§ YOUR GOAL
Where does the string "type" appear in the records? Copy every line that contains it.

§ MATERIAL FOR THIS TASK
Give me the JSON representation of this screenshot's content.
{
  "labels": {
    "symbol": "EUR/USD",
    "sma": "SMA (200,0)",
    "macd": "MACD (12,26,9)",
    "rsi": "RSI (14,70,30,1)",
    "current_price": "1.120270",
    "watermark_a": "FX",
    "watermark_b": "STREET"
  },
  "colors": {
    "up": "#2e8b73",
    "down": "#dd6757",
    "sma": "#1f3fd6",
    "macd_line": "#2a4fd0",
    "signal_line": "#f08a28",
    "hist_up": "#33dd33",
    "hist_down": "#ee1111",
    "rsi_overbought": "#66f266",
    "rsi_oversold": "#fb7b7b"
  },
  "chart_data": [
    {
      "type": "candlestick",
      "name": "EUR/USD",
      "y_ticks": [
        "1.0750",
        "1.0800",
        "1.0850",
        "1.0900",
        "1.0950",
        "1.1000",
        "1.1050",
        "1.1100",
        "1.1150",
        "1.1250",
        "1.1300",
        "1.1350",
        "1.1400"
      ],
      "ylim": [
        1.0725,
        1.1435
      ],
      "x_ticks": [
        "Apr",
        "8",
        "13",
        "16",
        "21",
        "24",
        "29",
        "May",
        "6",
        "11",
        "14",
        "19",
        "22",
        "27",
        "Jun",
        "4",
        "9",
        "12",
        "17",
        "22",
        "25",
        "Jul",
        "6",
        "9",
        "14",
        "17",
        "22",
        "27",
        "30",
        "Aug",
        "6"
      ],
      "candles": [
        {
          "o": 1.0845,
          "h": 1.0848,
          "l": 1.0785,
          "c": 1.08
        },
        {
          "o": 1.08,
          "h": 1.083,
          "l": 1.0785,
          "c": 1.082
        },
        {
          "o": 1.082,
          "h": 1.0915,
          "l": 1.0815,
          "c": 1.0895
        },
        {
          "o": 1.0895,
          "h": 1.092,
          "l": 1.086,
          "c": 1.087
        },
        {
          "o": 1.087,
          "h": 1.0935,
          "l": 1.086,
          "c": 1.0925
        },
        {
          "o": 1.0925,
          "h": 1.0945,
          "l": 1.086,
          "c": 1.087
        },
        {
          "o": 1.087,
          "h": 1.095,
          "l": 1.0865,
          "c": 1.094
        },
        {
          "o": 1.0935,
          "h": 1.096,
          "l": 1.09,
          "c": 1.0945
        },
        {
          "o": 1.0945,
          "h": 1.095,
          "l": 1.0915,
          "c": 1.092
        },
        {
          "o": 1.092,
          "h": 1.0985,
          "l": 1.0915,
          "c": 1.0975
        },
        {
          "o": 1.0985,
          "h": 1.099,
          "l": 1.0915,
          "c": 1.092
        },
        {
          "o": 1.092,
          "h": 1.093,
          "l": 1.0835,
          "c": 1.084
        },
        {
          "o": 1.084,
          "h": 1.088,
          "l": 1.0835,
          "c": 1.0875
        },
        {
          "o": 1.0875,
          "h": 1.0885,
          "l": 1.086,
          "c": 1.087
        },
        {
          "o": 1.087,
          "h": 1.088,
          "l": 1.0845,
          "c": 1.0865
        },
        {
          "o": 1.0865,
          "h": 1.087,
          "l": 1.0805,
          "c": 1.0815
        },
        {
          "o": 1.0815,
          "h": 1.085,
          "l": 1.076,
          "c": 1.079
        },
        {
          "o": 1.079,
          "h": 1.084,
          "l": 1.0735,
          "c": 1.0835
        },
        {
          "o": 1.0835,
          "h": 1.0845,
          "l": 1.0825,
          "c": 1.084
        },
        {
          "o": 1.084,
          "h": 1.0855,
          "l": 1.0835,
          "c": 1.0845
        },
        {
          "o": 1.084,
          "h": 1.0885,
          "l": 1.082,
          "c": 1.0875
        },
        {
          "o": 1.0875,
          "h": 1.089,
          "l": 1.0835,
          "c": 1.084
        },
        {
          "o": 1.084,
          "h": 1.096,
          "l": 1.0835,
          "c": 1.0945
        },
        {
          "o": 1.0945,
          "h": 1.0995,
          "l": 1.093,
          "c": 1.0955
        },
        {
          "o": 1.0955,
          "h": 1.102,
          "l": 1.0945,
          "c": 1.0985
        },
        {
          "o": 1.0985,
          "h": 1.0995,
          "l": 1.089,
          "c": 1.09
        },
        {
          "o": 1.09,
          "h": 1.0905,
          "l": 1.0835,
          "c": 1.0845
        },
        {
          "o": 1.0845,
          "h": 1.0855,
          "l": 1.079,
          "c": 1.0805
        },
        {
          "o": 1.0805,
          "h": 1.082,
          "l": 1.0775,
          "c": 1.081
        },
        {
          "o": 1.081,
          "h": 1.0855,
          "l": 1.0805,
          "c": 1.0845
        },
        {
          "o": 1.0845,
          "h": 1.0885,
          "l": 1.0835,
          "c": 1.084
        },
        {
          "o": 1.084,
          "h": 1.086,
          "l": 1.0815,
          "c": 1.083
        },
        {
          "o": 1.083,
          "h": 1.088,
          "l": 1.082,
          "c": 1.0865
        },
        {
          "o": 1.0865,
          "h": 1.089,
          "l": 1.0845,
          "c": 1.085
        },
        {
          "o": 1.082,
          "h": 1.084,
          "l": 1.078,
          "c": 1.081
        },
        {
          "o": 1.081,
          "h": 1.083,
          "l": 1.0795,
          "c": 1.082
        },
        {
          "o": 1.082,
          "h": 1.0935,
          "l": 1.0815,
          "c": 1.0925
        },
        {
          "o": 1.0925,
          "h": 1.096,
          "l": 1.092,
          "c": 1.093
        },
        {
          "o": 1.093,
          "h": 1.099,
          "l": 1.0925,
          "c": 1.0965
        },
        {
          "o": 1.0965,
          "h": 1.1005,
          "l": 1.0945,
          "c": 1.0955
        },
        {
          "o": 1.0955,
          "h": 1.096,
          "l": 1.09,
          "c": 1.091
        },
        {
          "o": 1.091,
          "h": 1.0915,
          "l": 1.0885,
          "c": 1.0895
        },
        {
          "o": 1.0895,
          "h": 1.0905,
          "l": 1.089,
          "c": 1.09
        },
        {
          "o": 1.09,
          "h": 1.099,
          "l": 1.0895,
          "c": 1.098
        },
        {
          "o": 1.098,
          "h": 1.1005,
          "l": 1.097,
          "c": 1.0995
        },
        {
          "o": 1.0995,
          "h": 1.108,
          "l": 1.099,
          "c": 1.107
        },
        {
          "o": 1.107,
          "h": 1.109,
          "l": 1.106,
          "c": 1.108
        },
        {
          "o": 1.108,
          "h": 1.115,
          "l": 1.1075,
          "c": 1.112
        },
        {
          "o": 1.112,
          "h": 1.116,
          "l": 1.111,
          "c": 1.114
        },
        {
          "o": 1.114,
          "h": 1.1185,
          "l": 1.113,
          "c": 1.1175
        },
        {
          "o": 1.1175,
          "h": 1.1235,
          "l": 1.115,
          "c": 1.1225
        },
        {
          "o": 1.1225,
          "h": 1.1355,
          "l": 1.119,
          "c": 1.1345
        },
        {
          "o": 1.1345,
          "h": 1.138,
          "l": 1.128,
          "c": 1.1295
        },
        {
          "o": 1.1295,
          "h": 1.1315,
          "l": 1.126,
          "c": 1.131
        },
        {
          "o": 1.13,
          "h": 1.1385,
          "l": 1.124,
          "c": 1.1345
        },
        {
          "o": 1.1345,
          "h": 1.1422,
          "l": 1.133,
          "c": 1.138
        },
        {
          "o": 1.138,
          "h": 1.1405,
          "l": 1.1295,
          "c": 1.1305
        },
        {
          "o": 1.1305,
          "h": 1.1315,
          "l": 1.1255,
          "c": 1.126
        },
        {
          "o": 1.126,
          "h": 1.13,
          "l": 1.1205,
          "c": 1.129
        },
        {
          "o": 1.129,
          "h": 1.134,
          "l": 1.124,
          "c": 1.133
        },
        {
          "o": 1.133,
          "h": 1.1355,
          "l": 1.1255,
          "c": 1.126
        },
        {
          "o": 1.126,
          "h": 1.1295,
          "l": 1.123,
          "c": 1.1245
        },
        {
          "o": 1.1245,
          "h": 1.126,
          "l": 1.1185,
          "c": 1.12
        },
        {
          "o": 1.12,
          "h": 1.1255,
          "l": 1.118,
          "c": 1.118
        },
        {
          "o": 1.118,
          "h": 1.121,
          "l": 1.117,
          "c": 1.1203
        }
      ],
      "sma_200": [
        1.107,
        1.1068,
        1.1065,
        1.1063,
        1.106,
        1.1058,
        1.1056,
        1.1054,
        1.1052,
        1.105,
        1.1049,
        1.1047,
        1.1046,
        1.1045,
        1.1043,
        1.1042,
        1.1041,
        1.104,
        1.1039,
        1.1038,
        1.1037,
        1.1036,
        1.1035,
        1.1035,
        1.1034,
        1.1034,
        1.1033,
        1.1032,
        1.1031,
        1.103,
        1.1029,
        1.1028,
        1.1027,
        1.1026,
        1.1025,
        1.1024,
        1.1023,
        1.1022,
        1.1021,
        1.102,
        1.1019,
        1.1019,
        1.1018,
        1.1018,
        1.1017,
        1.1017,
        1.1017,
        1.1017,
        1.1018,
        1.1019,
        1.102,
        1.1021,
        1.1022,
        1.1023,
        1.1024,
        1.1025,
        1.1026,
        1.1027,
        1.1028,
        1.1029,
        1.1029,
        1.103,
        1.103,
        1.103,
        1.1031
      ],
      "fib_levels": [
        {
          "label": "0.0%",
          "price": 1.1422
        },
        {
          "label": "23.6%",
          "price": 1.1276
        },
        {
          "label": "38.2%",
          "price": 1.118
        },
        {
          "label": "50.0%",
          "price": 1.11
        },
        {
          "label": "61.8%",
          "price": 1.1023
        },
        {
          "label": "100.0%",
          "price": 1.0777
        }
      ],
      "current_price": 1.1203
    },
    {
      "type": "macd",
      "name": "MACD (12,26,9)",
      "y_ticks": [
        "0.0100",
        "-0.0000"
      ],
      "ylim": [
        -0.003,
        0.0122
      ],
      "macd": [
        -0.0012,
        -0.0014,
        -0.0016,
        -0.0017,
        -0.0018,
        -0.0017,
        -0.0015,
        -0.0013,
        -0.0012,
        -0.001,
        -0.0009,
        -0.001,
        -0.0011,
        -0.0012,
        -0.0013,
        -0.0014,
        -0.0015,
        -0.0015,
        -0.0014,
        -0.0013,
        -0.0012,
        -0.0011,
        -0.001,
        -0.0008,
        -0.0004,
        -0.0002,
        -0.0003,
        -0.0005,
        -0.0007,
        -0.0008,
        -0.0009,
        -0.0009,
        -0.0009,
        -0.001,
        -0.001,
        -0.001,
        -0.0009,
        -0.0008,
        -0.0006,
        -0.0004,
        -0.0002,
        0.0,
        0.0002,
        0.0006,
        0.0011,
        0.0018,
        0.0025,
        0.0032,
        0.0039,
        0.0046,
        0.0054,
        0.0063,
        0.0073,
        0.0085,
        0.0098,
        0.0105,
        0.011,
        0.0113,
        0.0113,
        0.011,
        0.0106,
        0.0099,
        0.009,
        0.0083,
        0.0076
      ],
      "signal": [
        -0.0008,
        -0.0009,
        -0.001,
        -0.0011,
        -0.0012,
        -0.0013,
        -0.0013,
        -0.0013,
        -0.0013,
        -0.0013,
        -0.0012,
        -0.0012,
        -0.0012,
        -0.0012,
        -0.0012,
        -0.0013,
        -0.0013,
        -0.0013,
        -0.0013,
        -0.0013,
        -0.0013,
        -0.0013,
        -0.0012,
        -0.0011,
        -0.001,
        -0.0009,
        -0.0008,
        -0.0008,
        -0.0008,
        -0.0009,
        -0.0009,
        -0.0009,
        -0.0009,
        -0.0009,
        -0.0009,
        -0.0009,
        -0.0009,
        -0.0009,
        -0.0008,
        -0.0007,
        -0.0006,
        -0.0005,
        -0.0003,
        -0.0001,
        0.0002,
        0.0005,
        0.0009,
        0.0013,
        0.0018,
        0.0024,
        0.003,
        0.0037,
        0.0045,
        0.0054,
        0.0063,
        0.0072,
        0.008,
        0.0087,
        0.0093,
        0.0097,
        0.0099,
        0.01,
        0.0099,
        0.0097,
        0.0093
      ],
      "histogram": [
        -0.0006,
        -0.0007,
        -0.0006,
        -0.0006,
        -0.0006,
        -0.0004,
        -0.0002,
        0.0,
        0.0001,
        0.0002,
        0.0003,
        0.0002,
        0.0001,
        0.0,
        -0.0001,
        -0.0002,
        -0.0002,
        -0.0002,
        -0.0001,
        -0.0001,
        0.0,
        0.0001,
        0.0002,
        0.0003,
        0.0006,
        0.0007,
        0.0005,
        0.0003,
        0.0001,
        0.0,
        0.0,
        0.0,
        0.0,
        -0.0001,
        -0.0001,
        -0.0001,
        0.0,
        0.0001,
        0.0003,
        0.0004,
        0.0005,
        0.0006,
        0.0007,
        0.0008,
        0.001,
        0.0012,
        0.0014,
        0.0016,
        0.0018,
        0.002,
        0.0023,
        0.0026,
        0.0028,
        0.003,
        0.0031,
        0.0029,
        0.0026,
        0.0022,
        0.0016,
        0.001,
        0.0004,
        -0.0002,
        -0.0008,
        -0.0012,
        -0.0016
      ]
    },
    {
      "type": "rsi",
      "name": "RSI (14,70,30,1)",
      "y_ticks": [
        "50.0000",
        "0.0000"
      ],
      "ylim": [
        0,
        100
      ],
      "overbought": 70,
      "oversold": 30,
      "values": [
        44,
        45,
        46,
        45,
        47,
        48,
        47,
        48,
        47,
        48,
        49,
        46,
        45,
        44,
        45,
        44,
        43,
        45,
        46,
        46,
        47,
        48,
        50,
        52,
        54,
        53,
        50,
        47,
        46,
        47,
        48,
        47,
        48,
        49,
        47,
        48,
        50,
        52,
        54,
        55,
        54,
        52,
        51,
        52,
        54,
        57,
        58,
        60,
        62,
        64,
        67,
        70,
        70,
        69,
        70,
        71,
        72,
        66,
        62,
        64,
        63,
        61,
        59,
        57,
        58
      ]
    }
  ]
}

§ ANSWER TO THIS PROBLEM
      "type": "candlestick",
      "type": "macd",
      "type": "rsi",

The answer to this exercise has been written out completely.